◆ **Task directions**:
Set out every line bearing the string "Reserve".

··· Stored records ···

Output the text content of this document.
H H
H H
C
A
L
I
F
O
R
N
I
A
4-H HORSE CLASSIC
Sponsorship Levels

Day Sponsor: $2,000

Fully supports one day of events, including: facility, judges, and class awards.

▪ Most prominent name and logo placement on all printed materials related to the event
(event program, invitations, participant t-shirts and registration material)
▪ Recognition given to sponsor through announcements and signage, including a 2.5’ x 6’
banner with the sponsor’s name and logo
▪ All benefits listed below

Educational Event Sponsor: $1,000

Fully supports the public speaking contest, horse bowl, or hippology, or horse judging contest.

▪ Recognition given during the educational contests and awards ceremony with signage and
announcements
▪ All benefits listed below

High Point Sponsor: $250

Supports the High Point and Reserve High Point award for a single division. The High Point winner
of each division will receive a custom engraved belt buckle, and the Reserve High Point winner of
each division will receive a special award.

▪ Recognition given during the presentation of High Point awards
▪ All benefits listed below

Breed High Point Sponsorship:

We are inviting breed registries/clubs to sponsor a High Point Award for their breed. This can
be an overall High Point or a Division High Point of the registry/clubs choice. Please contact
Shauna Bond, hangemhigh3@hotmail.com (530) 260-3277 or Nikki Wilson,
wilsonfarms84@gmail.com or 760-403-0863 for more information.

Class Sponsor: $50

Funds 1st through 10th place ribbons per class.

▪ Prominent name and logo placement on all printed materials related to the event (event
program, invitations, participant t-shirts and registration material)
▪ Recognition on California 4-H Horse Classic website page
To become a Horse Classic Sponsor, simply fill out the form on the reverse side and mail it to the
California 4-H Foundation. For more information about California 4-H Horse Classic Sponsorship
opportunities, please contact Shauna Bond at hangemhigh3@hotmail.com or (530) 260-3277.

···

◆ **Output**:
Supports the High Point and Reserve High Point award for a single division. The High Point winner
of each division will receive a custom engraved belt buckle, and the Reserve High Point winner of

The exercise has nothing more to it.